Exact reproduction is required for all entries.

■ ■ ■ ■ ■ ■ ■

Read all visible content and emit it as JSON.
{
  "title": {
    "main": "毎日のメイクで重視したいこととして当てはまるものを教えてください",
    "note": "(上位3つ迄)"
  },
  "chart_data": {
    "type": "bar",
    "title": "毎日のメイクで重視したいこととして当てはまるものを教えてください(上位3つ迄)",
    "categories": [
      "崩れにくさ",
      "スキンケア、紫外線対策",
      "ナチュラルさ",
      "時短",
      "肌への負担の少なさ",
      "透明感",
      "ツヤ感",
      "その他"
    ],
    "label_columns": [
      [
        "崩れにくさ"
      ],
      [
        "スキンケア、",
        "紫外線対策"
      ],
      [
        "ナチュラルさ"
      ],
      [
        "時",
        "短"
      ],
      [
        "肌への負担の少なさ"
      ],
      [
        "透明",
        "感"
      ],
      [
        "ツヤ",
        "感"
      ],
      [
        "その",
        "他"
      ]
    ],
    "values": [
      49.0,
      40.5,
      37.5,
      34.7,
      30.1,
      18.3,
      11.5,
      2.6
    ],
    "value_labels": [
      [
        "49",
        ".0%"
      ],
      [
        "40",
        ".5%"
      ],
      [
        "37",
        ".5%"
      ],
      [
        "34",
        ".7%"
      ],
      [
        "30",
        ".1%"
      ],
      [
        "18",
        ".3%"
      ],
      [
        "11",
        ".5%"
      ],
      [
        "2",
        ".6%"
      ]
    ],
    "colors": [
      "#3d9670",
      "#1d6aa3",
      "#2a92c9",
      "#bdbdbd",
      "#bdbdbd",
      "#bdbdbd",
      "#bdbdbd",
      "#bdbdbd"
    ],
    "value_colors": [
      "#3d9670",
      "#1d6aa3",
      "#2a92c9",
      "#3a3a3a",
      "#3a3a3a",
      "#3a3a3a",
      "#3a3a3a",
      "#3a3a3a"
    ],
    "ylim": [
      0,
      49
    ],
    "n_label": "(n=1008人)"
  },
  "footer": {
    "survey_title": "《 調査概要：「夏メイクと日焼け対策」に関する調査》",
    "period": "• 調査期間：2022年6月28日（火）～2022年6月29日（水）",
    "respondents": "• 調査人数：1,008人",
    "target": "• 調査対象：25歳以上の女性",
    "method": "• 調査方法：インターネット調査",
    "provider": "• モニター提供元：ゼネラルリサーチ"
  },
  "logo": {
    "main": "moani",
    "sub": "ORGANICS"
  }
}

■ ■ ■ ■ ■ ■ ■

WRITTEN REPLY →
Read all visible content and emit it as JSON.
{
  "title": {
    "main": "毎日のメイクで重視したいこととして当てはまるものを教えてください",
    "note": "(上位3つ迄)"
  },
  "chart_data": {
    "type": "bar",
    "title": "毎日のメイクで重視したいこととして当てはまるものを教えてください(上位3つ迄)",
    "categories": [
      "崩れにくさ",
      "スキンケア、紫外線対策",
      "ナチュラルさ",
      "時短",
      "肌への負担の少なさ",
      "透明感",
      "ツヤ感",
      "その他"
    ],
    "label_columns": [
      [
        "崩れにくさ"
      ],
      [
        "スキンケア、",
        "紫外線対策"
      ],
      [
        "ナチュラルさ"
      ],
      [
        "時",
        "短"
      ],
      [
        "肌への負担の少なさ"
      ],
      [
        "透明",
        "感"
      ],
      [
        "ツヤ",
        "感"
      ],
      [
        "その",
        "他"
      ]
    ],
    "values": [
      49.0,
      40.5,
      37.5,
      34.7,
      30.1,
      18.3,
      11.5,
      2.6
    ],
    "value_labels": [
      [
        "49",
        ".0%"
      ],
      [
        "40",
        ".5%"
      ],
      [
        "37",
        ".5%"
      ],
      [
        "34",
        ".7%"
      ],
      [
        "30",
        ".1%"
      ],
      [
        "18",
        ".3%"
      ],
      [
        "11",
        ".5%"
      ],
      [
        "2",
        ".6%"
      ]
    ],
    "colors": [
      "#3d9670",
      "#1d6aa3",
      "#2a92c9",
      "#bdbdbd",
      "#bdbdbd",
      "#bdbdbd",
      "#bdbdbd",
      "#bdbdbd"
    ],
    "value_colors": [
      "#3d9670",
      "#1d6aa3",
      "#2a92c9",
      "#3a3a3a",
      "#3a3a3a",
      "#3a3a3a",
      "#3a3a3a",
      "#3a3a3a"
    ],
    "ylim": [
      0,
      49
    ],
    "n_label": "(n=1008人)"
  },
  "footer": {
    "survey_title": "《 調査概要：「夏メイクと日焼け対策」に関する調査》",
    "period": "• 調査期間：2022年6月28日（火）～2022年6月29日（水）",
    "respondents": "• 調査人数：1,008人",
    "target": "• 調査対象：25歳以上の女性",
    "method": "• 調査方法：インターネット調査",
    "provider": "• モニター提供元：ゼネラルリサーチ"
  },
  "logo": {
    "main": "moani",
    "sub": "ORGANICS"
  }
}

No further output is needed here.